■ **Exercise instructions**
Gather the lines that hold the string "Select".

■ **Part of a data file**
* * * * * * *

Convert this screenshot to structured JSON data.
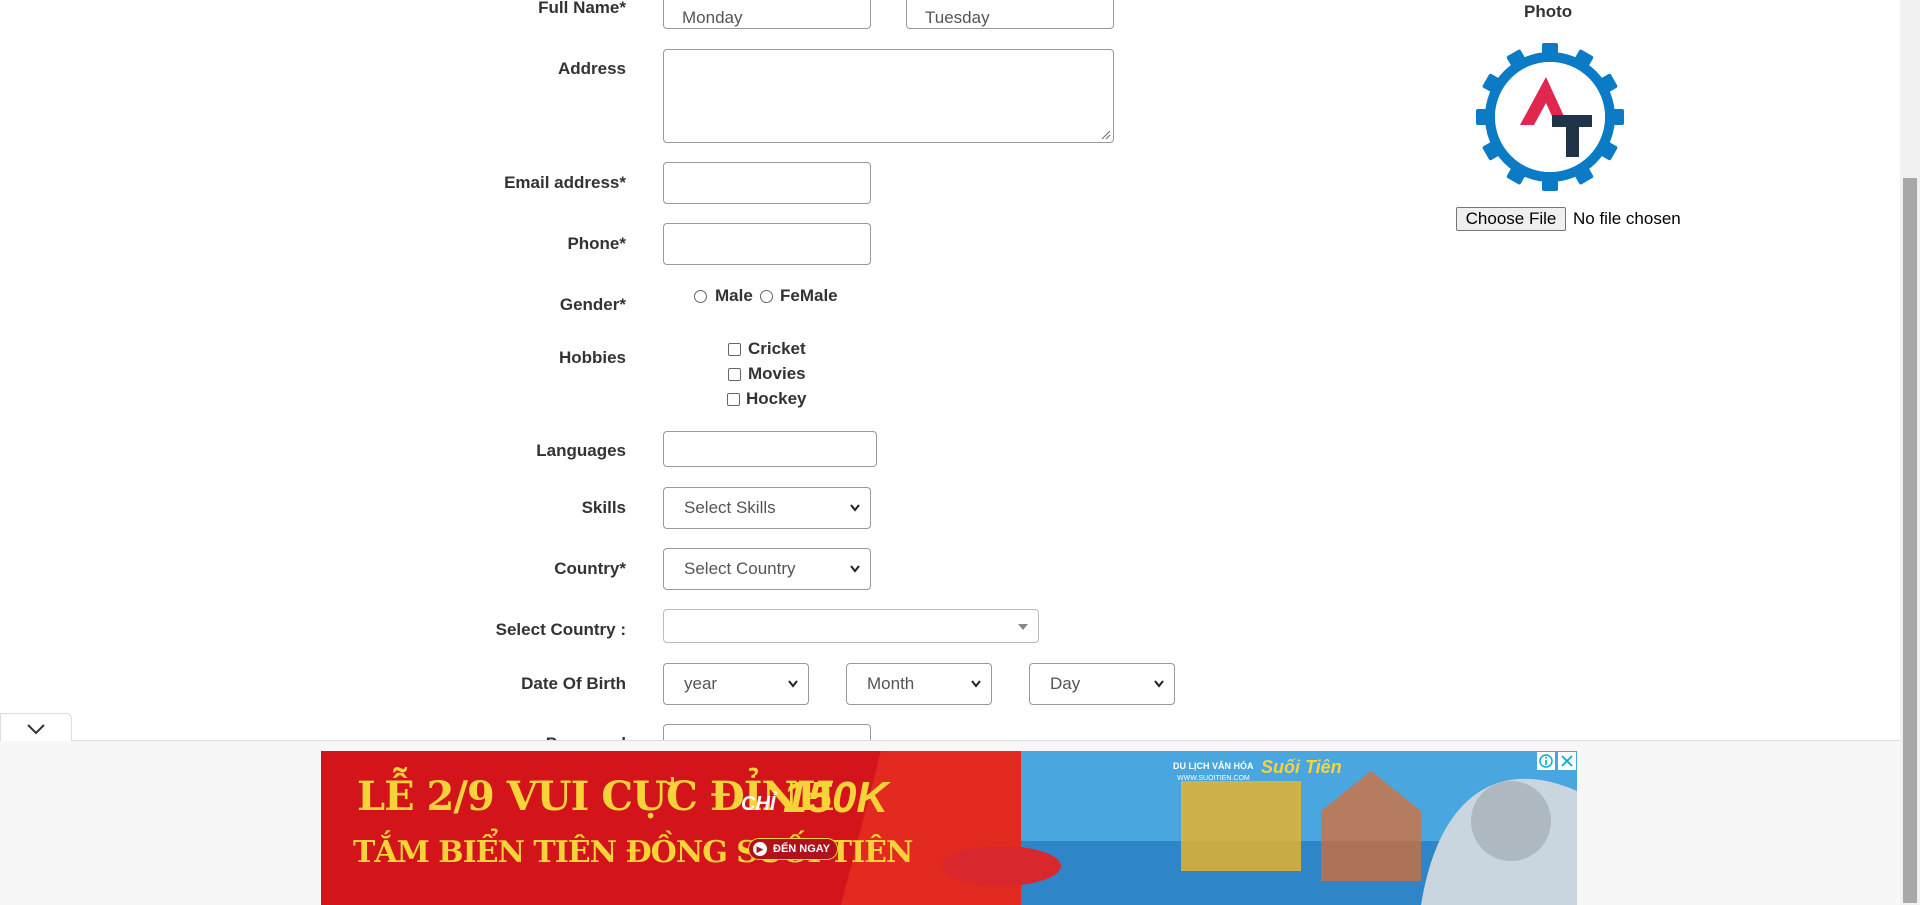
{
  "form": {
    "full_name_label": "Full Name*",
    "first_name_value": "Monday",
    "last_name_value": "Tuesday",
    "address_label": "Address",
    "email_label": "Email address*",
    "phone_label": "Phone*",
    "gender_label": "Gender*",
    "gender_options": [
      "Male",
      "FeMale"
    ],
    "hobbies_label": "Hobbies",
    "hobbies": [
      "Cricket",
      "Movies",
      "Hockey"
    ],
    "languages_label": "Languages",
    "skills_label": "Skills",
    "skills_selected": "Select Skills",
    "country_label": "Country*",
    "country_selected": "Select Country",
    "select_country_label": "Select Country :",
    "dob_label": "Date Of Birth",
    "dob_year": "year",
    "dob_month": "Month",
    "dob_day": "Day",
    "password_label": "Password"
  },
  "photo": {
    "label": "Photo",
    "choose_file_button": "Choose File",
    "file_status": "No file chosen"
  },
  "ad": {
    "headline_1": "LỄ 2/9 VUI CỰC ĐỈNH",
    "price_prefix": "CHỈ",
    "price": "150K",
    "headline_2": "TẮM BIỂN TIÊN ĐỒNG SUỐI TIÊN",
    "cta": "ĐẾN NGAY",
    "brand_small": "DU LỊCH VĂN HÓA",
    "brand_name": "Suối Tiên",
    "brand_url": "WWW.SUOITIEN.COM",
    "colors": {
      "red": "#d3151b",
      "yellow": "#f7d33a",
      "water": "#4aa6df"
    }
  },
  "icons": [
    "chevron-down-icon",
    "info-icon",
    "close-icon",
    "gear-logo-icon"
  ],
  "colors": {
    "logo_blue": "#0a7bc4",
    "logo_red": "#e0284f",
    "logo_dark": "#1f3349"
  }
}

* * * * * * *

■ **Complete output**
    "skills_selected": "Select Skills",
    "country_selected": "Select Country",
    "select_country_label": "Select Country :",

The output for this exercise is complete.